Records from a collection

● ● ● ● ● ● ●

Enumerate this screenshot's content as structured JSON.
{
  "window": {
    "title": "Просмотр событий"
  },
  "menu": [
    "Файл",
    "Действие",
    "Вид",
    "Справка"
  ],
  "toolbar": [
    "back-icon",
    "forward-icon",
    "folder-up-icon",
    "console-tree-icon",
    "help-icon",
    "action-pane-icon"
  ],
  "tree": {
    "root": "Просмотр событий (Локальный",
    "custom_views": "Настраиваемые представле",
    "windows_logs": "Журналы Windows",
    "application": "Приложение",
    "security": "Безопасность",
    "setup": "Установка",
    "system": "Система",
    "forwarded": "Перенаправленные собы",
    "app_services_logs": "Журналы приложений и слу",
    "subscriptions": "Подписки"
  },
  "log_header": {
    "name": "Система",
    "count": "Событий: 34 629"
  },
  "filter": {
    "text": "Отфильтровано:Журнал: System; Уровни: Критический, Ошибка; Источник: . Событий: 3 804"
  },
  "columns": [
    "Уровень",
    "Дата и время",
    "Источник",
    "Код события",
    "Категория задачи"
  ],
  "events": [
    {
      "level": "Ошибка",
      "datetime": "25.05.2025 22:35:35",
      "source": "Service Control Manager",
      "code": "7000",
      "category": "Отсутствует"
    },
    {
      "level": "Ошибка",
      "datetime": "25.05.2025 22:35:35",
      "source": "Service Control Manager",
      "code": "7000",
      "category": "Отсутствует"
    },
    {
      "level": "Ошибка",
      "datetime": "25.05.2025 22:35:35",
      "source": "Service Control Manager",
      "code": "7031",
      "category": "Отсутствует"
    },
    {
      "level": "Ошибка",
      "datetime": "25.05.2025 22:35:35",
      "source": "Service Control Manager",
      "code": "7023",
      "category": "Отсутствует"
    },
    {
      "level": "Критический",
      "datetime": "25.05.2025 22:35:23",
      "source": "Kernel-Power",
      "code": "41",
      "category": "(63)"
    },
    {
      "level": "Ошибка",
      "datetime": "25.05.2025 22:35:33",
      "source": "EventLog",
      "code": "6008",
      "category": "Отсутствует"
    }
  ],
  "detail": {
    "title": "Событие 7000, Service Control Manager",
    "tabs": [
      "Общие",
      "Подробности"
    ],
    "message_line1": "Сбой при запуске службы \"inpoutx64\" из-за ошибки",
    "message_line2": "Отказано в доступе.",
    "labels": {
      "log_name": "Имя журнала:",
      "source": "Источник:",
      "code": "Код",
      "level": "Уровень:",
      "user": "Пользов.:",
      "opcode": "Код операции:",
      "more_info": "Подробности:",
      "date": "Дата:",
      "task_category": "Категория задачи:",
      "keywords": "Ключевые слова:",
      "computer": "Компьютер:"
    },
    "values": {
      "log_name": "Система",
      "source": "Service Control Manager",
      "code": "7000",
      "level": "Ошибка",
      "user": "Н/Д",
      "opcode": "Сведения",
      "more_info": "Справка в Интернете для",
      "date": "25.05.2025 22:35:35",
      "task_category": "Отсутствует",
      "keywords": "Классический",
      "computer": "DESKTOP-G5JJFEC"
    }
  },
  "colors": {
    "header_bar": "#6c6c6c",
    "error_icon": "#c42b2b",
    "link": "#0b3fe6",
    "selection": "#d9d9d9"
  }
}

● ● ● ● ● ● ●

Exercise aim
Pull out each line containing the word "Категория" and copy it.

Response for this exercise
    "Категория задачи"
      "task_category": "Категория задачи:",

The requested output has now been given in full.